* [EXERCISE REQUIREMENTS]: Search the material for the string "given" and copy each line where it occurs.

* [RECORDS TO USE]:
════════
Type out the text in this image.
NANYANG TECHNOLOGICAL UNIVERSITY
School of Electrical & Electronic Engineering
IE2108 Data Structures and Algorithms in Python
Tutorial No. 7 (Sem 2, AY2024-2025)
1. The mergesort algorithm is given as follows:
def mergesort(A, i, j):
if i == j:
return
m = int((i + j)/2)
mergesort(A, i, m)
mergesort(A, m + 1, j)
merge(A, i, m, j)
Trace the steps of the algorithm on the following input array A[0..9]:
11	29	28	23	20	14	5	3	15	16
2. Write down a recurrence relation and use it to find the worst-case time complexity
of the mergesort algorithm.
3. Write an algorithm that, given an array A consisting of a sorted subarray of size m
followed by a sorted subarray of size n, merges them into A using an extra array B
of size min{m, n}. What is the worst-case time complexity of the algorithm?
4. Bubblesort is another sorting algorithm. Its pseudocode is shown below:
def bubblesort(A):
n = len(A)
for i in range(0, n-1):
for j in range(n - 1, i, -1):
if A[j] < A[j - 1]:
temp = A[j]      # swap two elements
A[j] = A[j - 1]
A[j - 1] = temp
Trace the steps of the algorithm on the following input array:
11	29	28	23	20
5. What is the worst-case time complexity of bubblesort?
════════
* [EXPECTED OUTPUT]:
1. The mergesort algorithm is given as follows:
3. Write an algorithm that, given an array A consisting of a sorted subarray of size m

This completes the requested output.